(Saved entries)
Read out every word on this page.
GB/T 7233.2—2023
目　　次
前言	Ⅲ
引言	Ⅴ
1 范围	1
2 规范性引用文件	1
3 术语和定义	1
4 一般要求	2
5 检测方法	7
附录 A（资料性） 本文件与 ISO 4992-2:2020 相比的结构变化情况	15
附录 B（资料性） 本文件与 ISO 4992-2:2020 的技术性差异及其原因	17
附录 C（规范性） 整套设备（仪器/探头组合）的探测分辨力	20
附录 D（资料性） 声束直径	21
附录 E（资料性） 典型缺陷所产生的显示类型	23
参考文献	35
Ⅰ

What this task involves:
Your task is to repeat every line exactly.

Response to this exercise:
Read out every word on this page.
GB/T 7233.2—2023
目　　次
前言	Ⅲ
引言	Ⅴ
1 范围	1
2 规范性引用文件	1
3 术语和定义	1
4 一般要求	2
5 检测方法	7
附录 A（资料性） 本文件与 ISO 4992-2:2020 相比的结构变化情况	15
附录 B（资料性） 本文件与 ISO 4992-2:2020 的技术性差异及其原因	17
附录 C（规范性） 整套设备（仪器/探头组合）的探测分辨力	20
附录 D（资料性） 声束直径	21
附录 E（资料性） 典型缺陷所产生的显示类型	23
参考文献	35
Ⅰ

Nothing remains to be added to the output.